**Working data**
·····

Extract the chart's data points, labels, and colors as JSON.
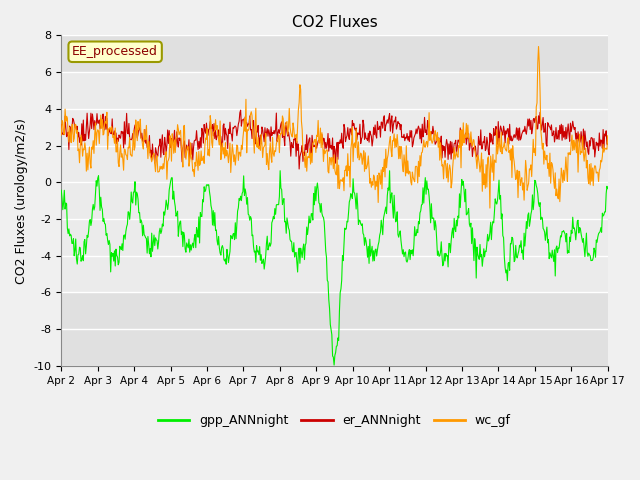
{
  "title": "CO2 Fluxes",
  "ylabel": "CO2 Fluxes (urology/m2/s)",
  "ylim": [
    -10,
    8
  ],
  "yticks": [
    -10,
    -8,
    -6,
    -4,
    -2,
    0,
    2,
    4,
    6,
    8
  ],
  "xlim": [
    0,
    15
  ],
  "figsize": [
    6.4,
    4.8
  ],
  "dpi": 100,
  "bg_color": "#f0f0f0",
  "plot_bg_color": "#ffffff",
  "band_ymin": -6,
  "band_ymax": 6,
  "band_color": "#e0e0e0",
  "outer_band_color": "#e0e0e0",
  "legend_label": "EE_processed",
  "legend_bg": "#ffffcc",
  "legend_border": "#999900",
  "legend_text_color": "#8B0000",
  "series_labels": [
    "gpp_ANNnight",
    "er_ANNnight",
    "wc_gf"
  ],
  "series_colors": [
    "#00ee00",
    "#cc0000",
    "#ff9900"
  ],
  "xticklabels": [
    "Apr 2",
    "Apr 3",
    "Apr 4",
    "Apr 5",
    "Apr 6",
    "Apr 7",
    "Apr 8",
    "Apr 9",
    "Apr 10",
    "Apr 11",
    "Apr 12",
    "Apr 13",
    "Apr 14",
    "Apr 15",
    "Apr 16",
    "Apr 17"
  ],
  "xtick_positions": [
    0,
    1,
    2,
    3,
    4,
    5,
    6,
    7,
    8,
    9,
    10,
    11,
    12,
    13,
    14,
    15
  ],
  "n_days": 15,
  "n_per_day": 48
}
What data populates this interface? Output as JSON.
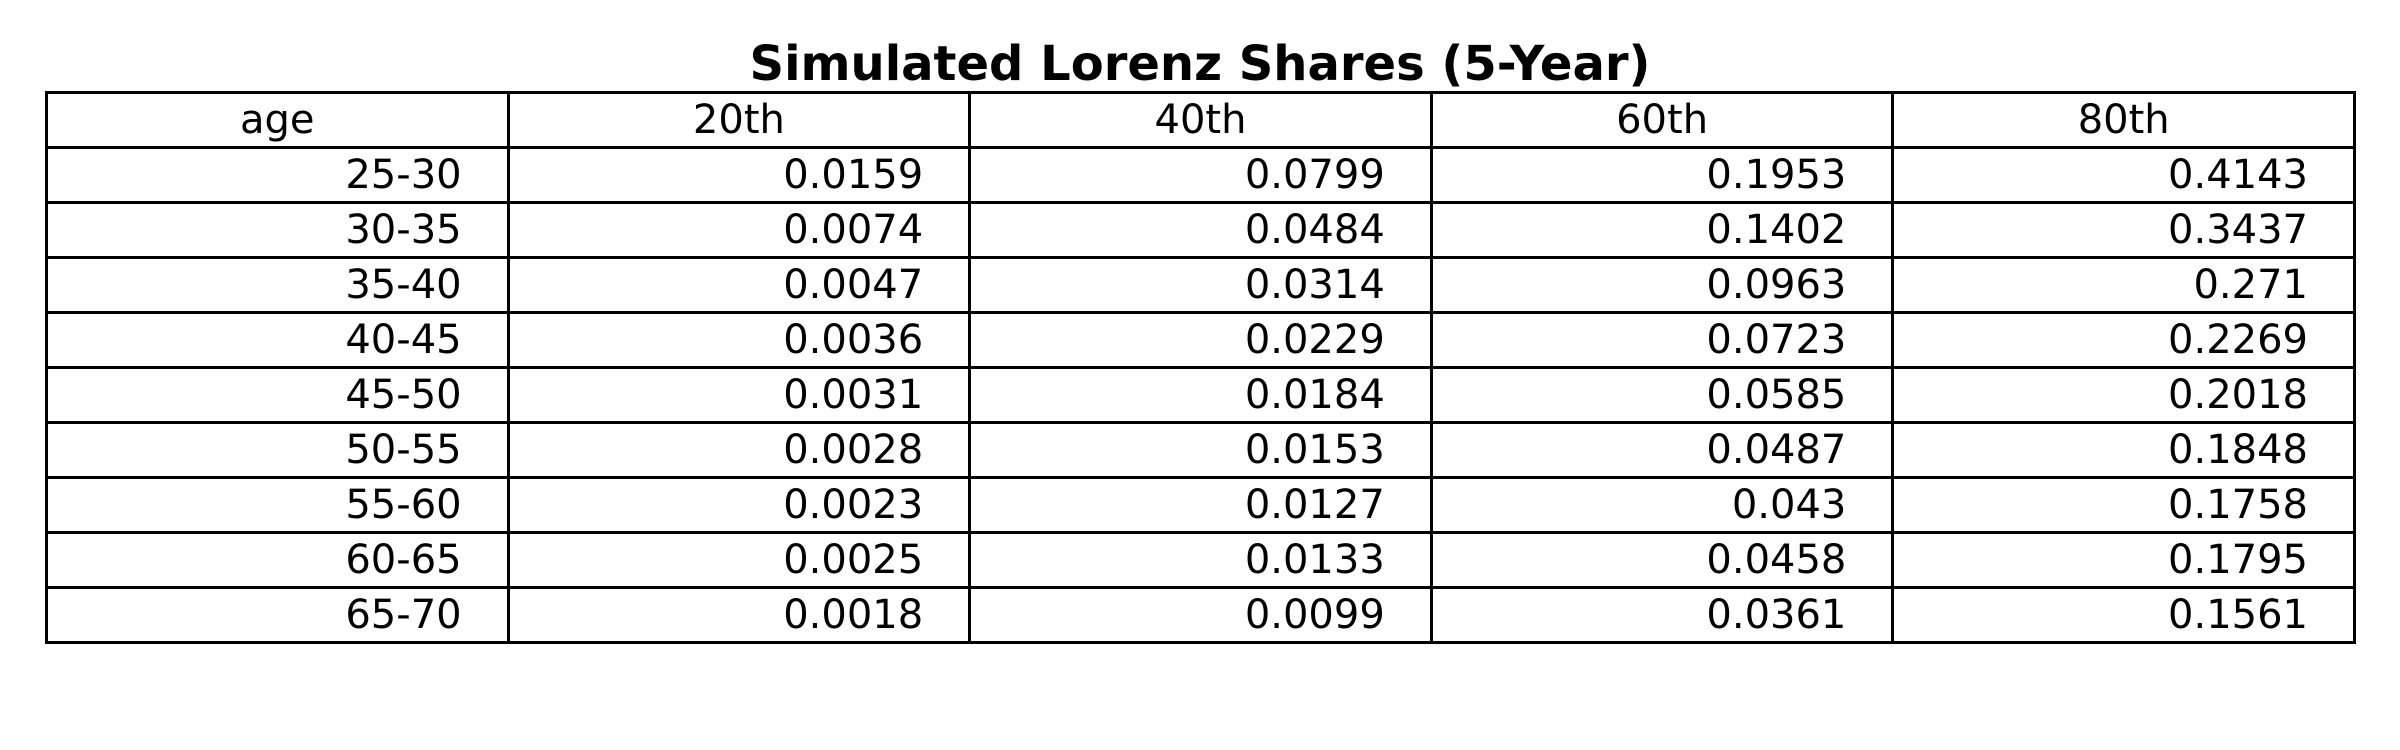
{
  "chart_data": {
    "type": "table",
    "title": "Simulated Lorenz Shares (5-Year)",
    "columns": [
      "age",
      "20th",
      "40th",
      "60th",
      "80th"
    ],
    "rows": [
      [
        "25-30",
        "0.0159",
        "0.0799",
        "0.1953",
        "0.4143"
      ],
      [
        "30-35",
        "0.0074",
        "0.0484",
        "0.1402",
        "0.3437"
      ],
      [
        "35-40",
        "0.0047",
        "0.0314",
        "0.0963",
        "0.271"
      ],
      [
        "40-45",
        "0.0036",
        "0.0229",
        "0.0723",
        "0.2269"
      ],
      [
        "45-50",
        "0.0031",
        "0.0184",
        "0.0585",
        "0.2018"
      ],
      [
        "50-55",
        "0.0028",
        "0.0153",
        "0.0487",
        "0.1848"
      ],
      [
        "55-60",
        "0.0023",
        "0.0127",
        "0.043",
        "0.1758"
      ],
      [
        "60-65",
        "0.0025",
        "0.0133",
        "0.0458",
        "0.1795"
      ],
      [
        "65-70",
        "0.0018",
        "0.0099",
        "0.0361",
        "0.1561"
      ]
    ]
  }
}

·····

Each entry above is to be written out again unchanged, apart from the pictures, which are left out.

**Solution for this problem**
Extract the chart's data points, labels, and colors as JSON.
{
  "title": "CO2 Fluxes",
  "ylabel": "CO2 Fluxes (urology/m2/s)",
  "ylim": [
    -10,
    8
  ],
  "yticks": [
    -10,
    -8,
    -6,
    -4,
    -2,
    0,
    2,
    4,
    6,
    8
  ],
  "xlim": [
    0,
    15
  ],
  "figsize": [
    6.4,
    4.8
  ],
  "dpi": 100,
  "bg_color": "#f0f0f0",
  "plot_bg_color": "#ffffff",
  "band_ymin": -6,
  "band_ymax": 6,
  "band_color": "#e0e0e0",
  "outer_band_color": "#e0e0e0",
  "legend_label": "EE_processed",
  "legend_bg": "#ffffcc",
  "legend_border": "#999900",
  "legend_text_color": "#8B0000",
  "series_labels": [
    "gpp_ANNnight",
    "er_ANNnight",
    "wc_gf"
  ],
  "series_colors": [
    "#00ee00",
    "#cc0000",
    "#ff9900"
  ],
  "xticklabels": [
    "Apr 2",
    "Apr 3",
    "Apr 4",
    "Apr 5",
    "Apr 6",
    "Apr 7",
    "Apr 8",
    "Apr 9",
    "Apr 10",
    "Apr 11",
    "Apr 12",
    "Apr 13",
    "Apr 14",
    "Apr 15",
    "Apr 16",
    "Apr 17"
  ],
  "xtick_positions": [
    0,
    1,
    2,
    3,
    4,
    5,
    6,
    7,
    8,
    9,
    10,
    11,
    12,
    13,
    14,
    15
  ],
  "n_days": 15,
  "n_per_day": 48
}
What data populates this interface? Output as JSON.
{
  "chart_data": {
    "type": "table",
    "title": "Simulated Lorenz Shares (5-Year)",
    "columns": [
      "age",
      "20th",
      "40th",
      "60th",
      "80th"
    ],
    "rows": [
      [
        "25-30",
        "0.0159",
        "0.0799",
        "0.1953",
        "0.4143"
      ],
      [
        "30-35",
        "0.0074",
        "0.0484",
        "0.1402",
        "0.3437"
      ],
      [
        "35-40",
        "0.0047",
        "0.0314",
        "0.0963",
        "0.271"
      ],
      [
        "40-45",
        "0.0036",
        "0.0229",
        "0.0723",
        "0.2269"
      ],
      [
        "45-50",
        "0.0031",
        "0.0184",
        "0.0585",
        "0.2018"
      ],
      [
        "50-55",
        "0.0028",
        "0.0153",
        "0.0487",
        "0.1848"
      ],
      [
        "55-60",
        "0.0023",
        "0.0127",
        "0.043",
        "0.1758"
      ],
      [
        "60-65",
        "0.0025",
        "0.0133",
        "0.0458",
        "0.1795"
      ],
      [
        "65-70",
        "0.0018",
        "0.0099",
        "0.0361",
        "0.1561"
      ]
    ]
  }
}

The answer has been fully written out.